■ WHAT YOU ARE ASKED TO DO
Return each line of the records holding the string "Loaded".

■ STORED RECORDS
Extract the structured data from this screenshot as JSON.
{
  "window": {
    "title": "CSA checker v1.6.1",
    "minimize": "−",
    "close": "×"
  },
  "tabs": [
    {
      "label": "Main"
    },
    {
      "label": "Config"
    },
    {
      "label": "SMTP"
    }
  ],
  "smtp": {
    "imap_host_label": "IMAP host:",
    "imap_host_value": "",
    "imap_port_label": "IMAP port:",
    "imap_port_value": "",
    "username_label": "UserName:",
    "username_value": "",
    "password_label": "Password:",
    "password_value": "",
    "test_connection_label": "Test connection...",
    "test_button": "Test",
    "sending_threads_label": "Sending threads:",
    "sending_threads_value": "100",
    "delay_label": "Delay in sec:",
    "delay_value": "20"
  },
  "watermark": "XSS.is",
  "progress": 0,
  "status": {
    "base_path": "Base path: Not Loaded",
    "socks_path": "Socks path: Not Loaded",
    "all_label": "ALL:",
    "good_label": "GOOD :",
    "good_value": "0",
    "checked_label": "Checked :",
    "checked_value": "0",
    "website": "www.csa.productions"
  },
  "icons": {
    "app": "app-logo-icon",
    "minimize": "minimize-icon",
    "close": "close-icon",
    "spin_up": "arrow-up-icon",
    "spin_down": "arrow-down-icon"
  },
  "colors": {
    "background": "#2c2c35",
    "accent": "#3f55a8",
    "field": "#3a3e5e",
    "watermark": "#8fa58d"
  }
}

--

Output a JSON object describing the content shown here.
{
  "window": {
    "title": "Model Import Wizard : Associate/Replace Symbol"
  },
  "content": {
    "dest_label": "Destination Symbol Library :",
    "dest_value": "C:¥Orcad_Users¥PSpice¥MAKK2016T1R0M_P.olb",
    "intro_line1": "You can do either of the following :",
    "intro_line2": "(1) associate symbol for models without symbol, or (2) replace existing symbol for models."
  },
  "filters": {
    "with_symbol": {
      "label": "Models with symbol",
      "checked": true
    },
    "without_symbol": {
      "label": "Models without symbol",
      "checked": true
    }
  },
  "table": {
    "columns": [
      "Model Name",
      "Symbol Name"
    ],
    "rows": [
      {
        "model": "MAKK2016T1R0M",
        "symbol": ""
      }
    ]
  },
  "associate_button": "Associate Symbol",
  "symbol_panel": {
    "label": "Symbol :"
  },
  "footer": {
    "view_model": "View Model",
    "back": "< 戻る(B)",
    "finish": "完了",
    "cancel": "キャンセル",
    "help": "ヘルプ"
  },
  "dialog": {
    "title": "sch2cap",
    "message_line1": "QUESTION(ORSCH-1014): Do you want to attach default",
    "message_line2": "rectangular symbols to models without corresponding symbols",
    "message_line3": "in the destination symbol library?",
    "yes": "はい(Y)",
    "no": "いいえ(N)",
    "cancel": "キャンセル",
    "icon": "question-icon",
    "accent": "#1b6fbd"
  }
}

■ FINAL RESULT
    "base_path": "Base path: Not Loaded",
    "socks_path": "Socks path: Not Loaded",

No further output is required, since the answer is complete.